## GIVEN EXERCISE
Return the records in full, exactly as given.

## DATA FOR THIS EXERCISE
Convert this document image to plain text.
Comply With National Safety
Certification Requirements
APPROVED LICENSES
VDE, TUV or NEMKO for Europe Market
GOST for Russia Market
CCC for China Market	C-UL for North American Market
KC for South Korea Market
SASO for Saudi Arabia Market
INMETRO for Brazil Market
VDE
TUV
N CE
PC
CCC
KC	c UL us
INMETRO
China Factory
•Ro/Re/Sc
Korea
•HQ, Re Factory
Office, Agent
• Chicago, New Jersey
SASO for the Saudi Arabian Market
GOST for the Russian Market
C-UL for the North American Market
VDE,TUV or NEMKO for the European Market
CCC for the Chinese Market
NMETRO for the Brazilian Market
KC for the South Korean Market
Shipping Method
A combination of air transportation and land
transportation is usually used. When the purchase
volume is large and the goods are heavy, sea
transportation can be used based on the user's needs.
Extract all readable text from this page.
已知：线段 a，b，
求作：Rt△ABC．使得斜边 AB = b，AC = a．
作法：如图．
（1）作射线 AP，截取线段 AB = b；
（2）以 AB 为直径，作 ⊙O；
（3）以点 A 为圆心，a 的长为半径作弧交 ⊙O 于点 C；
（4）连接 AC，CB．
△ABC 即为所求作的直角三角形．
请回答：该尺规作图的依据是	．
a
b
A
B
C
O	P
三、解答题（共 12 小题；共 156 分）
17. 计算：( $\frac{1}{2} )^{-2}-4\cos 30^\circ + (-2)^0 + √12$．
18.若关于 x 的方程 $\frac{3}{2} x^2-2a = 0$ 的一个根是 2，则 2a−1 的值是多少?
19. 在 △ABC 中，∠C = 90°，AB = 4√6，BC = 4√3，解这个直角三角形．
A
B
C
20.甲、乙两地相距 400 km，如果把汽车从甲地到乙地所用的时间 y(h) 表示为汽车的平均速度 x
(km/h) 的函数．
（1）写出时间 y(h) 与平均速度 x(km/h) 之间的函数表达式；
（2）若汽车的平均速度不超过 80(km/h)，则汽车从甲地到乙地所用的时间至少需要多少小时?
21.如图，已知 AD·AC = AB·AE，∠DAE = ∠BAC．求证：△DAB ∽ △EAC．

## PROBLEM SOLUTION
Convert this document image to plain text.
Comply With National Safety
Certification Requirements
APPROVED LICENSES
VDE, TUV or NEMKO for Europe Market
GOST for Russia Market
CCC for China Market	C-UL for North American Market
KC for South Korea Market
SASO for Saudi Arabia Market
INMETRO for Brazil Market
VDE
TUV
N CE
PC
CCC
KC	c UL us
INMETRO
China Factory
•Ro/Re/Sc
Korea
•HQ, Re Factory
Office, Agent
• Chicago, New Jersey
SASO for the Saudi Arabian Market
GOST for the Russian Market
C-UL for the North American Market
VDE,TUV or NEMKO for the European Market
CCC for the Chinese Market
NMETRO for the Brazilian Market
KC for the South Korean Market
Shipping Method
A combination of air transportation and land
transportation is usually used. When the purchase
volume is large and the goods are heavy, sea
transportation can be used based on the user's needs.
Extract all readable text from this page.
已知：线段 a，b，
求作：Rt△ABC．使得斜边 AB = b，AC = a．
作法：如图．
（1）作射线 AP，截取线段 AB = b；
（2）以 AB 为直径，作 ⊙O；
（3）以点 A 为圆心，a 的长为半径作弧交 ⊙O 于点 C；
（4）连接 AC，CB．
△ABC 即为所求作的直角三角形．
请回答：该尺规作图的依据是	．
a
b
A
B
C
O	P
三、解答题（共 12 小题；共 156 分）
17. 计算：( $\frac{1}{2} )^{-2}-4\cos 30^\circ + (-2)^0 + √12$．
18.若关于 x 的方程 $\frac{3}{2} x^2-2a = 0$ 的一个根是 2，则 2a−1 的值是多少?
19. 在 △ABC 中，∠C = 90°，AB = 4√6，BC = 4√3，解这个直角三角形．
A
B
C
20.甲、乙两地相距 400 km，如果把汽车从甲地到乙地所用的时间 y(h) 表示为汽车的平均速度 x
(km/h) 的函数．
（1）写出时间 y(h) 与平均速度 x(km/h) 之间的函数表达式；
（2）若汽车的平均速度不超过 80(km/h)，则汽车从甲地到乙地所用的时间至少需要多少小时?
21.如图，已知 AD·AC = AB·AE，∠DAE = ∠BAC．求证：△DAB ∽ △EAC．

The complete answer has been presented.